Restate each entry word for word, leaving nothing out.

Data extracted from a collection:
— START —

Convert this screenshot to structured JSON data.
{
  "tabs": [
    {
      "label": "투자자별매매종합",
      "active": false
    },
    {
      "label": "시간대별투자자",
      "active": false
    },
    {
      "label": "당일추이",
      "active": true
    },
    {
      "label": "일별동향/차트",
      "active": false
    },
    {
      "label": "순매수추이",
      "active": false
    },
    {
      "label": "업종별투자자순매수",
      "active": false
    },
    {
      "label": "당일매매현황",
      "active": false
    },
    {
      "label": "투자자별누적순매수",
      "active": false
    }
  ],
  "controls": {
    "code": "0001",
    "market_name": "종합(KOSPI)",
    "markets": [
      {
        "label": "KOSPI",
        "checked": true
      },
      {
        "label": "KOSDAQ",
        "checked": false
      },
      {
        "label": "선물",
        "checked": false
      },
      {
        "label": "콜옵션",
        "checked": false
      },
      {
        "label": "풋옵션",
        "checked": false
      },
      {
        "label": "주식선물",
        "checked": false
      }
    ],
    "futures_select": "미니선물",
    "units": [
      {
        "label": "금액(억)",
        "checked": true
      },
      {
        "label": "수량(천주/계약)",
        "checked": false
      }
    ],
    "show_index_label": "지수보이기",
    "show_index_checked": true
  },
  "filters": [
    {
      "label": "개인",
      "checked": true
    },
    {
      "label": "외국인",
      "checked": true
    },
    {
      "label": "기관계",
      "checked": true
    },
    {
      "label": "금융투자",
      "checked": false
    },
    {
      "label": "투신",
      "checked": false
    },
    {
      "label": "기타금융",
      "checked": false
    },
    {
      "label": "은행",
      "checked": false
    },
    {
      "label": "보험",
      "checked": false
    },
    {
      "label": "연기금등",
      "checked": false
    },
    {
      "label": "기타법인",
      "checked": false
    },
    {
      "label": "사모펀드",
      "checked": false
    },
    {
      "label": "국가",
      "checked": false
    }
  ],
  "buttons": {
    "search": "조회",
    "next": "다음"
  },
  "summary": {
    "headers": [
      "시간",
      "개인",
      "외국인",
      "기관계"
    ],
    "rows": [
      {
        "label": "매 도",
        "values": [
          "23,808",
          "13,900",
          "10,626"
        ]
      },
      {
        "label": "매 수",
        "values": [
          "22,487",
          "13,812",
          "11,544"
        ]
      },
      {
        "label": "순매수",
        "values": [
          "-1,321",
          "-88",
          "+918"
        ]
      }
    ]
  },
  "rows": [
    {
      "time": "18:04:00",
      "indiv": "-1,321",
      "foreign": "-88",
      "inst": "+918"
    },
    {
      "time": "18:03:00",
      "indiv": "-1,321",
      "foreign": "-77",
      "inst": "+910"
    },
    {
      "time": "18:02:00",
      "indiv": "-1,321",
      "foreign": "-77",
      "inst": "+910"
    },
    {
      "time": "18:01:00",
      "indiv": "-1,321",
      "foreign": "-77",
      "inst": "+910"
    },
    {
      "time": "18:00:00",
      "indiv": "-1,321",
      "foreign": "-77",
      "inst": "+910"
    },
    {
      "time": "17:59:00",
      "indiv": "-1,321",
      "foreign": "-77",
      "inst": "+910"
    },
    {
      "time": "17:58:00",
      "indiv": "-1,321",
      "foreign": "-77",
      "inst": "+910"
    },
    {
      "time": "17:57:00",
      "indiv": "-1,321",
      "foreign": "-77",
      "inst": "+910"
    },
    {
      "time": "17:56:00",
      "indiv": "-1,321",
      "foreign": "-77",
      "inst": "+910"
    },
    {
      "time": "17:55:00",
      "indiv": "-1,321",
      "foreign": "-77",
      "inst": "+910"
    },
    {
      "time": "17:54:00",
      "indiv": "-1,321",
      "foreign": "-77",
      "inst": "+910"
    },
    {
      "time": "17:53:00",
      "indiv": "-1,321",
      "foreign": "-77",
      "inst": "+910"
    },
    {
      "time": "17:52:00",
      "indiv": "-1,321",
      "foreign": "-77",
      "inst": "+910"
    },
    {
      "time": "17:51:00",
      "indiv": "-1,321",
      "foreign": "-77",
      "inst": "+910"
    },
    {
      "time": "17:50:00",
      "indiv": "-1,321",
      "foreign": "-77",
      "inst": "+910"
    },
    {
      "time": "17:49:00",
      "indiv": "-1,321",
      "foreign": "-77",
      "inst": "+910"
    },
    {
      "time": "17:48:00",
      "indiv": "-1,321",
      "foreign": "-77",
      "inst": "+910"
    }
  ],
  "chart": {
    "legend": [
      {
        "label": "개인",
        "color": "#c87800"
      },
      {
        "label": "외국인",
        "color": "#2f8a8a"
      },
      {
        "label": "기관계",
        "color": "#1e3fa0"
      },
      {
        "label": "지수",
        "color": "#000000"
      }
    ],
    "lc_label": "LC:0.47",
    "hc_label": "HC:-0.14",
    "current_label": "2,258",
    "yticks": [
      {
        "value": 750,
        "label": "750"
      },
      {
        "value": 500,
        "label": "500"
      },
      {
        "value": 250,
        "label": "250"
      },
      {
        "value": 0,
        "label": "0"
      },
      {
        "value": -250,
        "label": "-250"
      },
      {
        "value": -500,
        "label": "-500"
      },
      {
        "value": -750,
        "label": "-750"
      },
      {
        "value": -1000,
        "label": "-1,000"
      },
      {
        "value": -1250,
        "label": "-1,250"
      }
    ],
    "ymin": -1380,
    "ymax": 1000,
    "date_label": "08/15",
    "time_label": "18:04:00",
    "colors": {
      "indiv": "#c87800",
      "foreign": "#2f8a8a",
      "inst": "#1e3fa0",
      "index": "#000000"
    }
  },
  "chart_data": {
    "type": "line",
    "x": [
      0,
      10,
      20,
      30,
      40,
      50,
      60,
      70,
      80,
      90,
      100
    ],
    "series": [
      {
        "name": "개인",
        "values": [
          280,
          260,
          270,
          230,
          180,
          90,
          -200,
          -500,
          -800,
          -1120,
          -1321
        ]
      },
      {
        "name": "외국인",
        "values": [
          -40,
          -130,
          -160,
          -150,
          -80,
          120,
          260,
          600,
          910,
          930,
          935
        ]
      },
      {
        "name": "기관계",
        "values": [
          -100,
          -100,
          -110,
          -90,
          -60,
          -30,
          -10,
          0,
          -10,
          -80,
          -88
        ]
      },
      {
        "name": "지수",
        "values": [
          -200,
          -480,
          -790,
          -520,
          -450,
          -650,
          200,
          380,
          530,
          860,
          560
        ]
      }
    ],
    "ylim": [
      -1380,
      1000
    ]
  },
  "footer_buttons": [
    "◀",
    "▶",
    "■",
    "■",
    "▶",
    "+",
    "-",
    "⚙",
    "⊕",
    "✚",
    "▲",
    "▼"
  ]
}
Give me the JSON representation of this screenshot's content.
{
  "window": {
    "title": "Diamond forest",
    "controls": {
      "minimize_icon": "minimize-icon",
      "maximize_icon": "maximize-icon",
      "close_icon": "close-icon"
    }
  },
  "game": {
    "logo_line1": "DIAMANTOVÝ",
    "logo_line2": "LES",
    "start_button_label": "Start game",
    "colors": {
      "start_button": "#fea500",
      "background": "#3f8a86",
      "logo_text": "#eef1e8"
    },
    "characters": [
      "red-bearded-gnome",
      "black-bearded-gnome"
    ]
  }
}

— END —

:: Task result ::
Convert this screenshot to structured JSON data.
{
  "tabs": [
    {
      "label": "투자자별매매종합",
      "active": false
    },
    {
      "label": "시간대별투자자",
      "active": false
    },
    {
      "label": "당일추이",
      "active": true
    },
    {
      "label": "일별동향/차트",
      "active": false
    },
    {
      "label": "순매수추이",
      "active": false
    },
    {
      "label": "업종별투자자순매수",
      "active": false
    },
    {
      "label": "당일매매현황",
      "active": false
    },
    {
      "label": "투자자별누적순매수",
      "active": false
    }
  ],
  "controls": {
    "code": "0001",
    "market_name": "종합(KOSPI)",
    "markets": [
      {
        "label": "KOSPI",
        "checked": true
      },
      {
        "label": "KOSDAQ",
        "checked": false
      },
      {
        "label": "선물",
        "checked": false
      },
      {
        "label": "콜옵션",
        "checked": false
      },
      {
        "label": "풋옵션",
        "checked": false
      },
      {
        "label": "주식선물",
        "checked": false
      }
    ],
    "futures_select": "미니선물",
    "units": [
      {
        "label": "금액(억)",
        "checked": true
      },
      {
        "label": "수량(천주/계약)",
        "checked": false
      }
    ],
    "show_index_label": "지수보이기",
    "show_index_checked": true
  },
  "filters": [
    {
      "label": "개인",
      "checked": true
    },
    {
      "label": "외국인",
      "checked": true
    },
    {
      "label": "기관계",
      "checked": true
    },
    {
      "label": "금융투자",
      "checked": false
    },
    {
      "label": "투신",
      "checked": false
    },
    {
      "label": "기타금융",
      "checked": false
    },
    {
      "label": "은행",
      "checked": false
    },
    {
      "label": "보험",
      "checked": false
    },
    {
      "label": "연기금등",
      "checked": false
    },
    {
      "label": "기타법인",
      "checked": false
    },
    {
      "label": "사모펀드",
      "checked": false
    },
    {
      "label": "국가",
      "checked": false
    }
  ],
  "buttons": {
    "search": "조회",
    "next": "다음"
  },
  "summary": {
    "headers": [
      "시간",
      "개인",
      "외국인",
      "기관계"
    ],
    "rows": [
      {
        "label": "매 도",
        "values": [
          "23,808",
          "13,900",
          "10,626"
        ]
      },
      {
        "label": "매 수",
        "values": [
          "22,487",
          "13,812",
          "11,544"
        ]
      },
      {
        "label": "순매수",
        "values": [
          "-1,321",
          "-88",
          "+918"
        ]
      }
    ]
  },
  "rows": [
    {
      "time": "18:04:00",
      "indiv": "-1,321",
      "foreign": "-88",
      "inst": "+918"
    },
    {
      "time": "18:03:00",
      "indiv": "-1,321",
      "foreign": "-77",
      "inst": "+910"
    },
    {
      "time": "18:02:00",
      "indiv": "-1,321",
      "foreign": "-77",
      "inst": "+910"
    },
    {
      "time": "18:01:00",
      "indiv": "-1,321",
      "foreign": "-77",
      "inst": "+910"
    },
    {
      "time": "18:00:00",
      "indiv": "-1,321",
      "foreign": "-77",
      "inst": "+910"
    },
    {
      "time": "17:59:00",
      "indiv": "-1,321",
      "foreign": "-77",
      "inst": "+910"
    },
    {
      "time": "17:58:00",
      "indiv": "-1,321",
      "foreign": "-77",
      "inst": "+910"
    },
    {
      "time": "17:57:00",
      "indiv": "-1,321",
      "foreign": "-77",
      "inst": "+910"
    },
    {
      "time": "17:56:00",
      "indiv": "-1,321",
      "foreign": "-77",
      "inst": "+910"
    },
    {
      "time": "17:55:00",
      "indiv": "-1,321",
      "foreign": "-77",
      "inst": "+910"
    },
    {
      "time": "17:54:00",
      "indiv": "-1,321",
      "foreign": "-77",
      "inst": "+910"
    },
    {
      "time": "17:53:00",
      "indiv": "-1,321",
      "foreign": "-77",
      "inst": "+910"
    },
    {
      "time": "17:52:00",
      "indiv": "-1,321",
      "foreign": "-77",
      "inst": "+910"
    },
    {
      "time": "17:51:00",
      "indiv": "-1,321",
      "foreign": "-77",
      "inst": "+910"
    },
    {
      "time": "17:50:00",
      "indiv": "-1,321",
      "foreign": "-77",
      "inst": "+910"
    },
    {
      "time": "17:49:00",
      "indiv": "-1,321",
      "foreign": "-77",
      "inst": "+910"
    },
    {
      "time": "17:48:00",
      "indiv": "-1,321",
      "foreign": "-77",
      "inst": "+910"
    }
  ],
  "chart": {
    "legend": [
      {
        "label": "개인",
        "color": "#c87800"
      },
      {
        "label": "외국인",
        "color": "#2f8a8a"
      },
      {
        "label": "기관계",
        "color": "#1e3fa0"
      },
      {
        "label": "지수",
        "color": "#000000"
      }
    ],
    "lc_label": "LC:0.47",
    "hc_label": "HC:-0.14",
    "current_label": "2,258",
    "yticks": [
      {
        "value": 750,
        "label": "750"
      },
      {
        "value": 500,
        "label": "500"
      },
      {
        "value": 250,
        "label": "250"
      },
      {
        "value": 0,
        "label": "0"
      },
      {
        "value": -250,
        "label": "-250"
      },
      {
        "value": -500,
        "label": "-500"
      },
      {
        "value": -750,
        "label": "-750"
      },
      {
        "value": -1000,
        "label": "-1,000"
      },
      {
        "value": -1250,
        "label": "-1,250"
      }
    ],
    "ymin": -1380,
    "ymax": 1000,
    "date_label": "08/15",
    "time_label": "18:04:00",
    "colors": {
      "indiv": "#c87800",
      "foreign": "#2f8a8a",
      "inst": "#1e3fa0",
      "index": "#000000"
    }
  },
  "chart_data": {
    "type": "line",
    "x": [
      0,
      10,
      20,
      30,
      40,
      50,
      60,
      70,
      80,
      90,
      100
    ],
    "series": [
      {
        "name": "개인",
        "values": [
          280,
          260,
          270,
          230,
          180,
          90,
          -200,
          -500,
          -800,
          -1120,
          -1321
        ]
      },
      {
        "name": "외국인",
        "values": [
          -40,
          -130,
          -160,
          -150,
          -80,
          120,
          260,
          600,
          910,
          930,
          935
        ]
      },
      {
        "name": "기관계",
        "values": [
          -100,
          -100,
          -110,
          -90,
          -60,
          -30,
          -10,
          0,
          -10,
          -80,
          -88
        ]
      },
      {
        "name": "지수",
        "values": [
          -200,
          -480,
          -790,
          -520,
          -450,
          -650,
          200,
          380,
          530,
          860,
          560
        ]
      }
    ],
    "ylim": [
      -1380,
      1000
    ]
  },
  "footer_buttons": [
    "◀",
    "▶",
    "■",
    "■",
    "▶",
    "+",
    "-",
    "⚙",
    "⊕",
    "✚",
    "▲",
    "▼"
  ]
}
Give me the JSON representation of this screenshot's content.
{
  "window": {
    "title": "Diamond forest",
    "controls": {
      "minimize_icon": "minimize-icon",
      "maximize_icon": "maximize-icon",
      "close_icon": "close-icon"
    }
  },
  "game": {
    "logo_line1": "DIAMANTOVÝ",
    "logo_line2": "LES",
    "start_button_label": "Start game",
    "colors": {
      "start_button": "#fea500",
      "background": "#3f8a86",
      "logo_text": "#eef1e8"
    },
    "characters": [
      "red-bearded-gnome",
      "black-bearded-gnome"
    ]
  }
}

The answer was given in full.